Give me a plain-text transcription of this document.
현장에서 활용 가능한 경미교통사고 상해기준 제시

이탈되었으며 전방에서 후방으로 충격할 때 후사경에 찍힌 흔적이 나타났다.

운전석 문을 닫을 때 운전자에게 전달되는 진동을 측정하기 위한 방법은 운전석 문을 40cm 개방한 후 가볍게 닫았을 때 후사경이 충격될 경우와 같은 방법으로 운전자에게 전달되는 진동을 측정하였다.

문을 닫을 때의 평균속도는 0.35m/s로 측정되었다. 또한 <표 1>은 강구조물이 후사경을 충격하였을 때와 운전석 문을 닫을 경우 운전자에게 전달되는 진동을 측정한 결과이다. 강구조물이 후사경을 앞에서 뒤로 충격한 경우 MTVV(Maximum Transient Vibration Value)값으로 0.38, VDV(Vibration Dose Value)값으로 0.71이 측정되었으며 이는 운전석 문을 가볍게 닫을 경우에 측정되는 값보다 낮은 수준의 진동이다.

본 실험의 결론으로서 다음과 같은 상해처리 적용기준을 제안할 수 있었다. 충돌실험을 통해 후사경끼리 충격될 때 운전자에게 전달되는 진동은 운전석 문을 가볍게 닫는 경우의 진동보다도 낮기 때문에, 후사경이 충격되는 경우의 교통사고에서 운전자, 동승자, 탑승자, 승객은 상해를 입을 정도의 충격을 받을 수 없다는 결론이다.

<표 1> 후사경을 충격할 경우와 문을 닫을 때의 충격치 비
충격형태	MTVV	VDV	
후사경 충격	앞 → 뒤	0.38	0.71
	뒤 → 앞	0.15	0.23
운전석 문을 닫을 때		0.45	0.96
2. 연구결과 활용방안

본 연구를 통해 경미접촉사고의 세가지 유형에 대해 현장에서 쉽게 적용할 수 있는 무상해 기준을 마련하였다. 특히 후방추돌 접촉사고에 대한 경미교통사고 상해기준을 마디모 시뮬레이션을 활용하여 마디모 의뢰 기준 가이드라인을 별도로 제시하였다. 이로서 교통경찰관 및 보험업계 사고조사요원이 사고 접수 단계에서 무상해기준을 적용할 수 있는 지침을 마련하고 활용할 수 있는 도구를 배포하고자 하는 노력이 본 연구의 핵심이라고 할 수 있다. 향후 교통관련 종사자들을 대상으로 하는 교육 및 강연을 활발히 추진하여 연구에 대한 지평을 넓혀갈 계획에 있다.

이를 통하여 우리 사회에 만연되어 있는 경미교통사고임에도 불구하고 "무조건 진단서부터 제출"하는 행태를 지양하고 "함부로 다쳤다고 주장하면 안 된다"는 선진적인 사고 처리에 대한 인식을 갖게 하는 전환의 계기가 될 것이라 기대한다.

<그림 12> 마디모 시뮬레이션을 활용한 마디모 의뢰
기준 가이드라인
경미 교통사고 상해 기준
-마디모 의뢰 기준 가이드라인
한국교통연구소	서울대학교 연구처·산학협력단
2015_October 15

########

Search the data for the word "후사경이" and copy each line where it appears.

운전석 문을 닫을 때 운전자에게 전달되는 진동을 측정하기 위한 방법은 운전석 문을 40cm 개방한 후 가볍게 닫았을 때 후사경이 충격될 경우와 같은 방법으로 운전자에게 전달되는 진동을 측정하였다.
본 실험의 결론으로서 다음과 같은 상해처리 적용기준을 제안할 수 있었다. 충돌실험을 통해 후사경끼리 충격될 때 운전자에게 전달되는 진동은 운전석 문을 가볍게 닫는 경우의 진동보다도 낮기 때문에, 후사경이 충격되는 경우의 교통사고에서 운전자, 동승자, 탑승자, 승객은 상해를 입을 정도의 충격을 받을 수 없다는 결론이다.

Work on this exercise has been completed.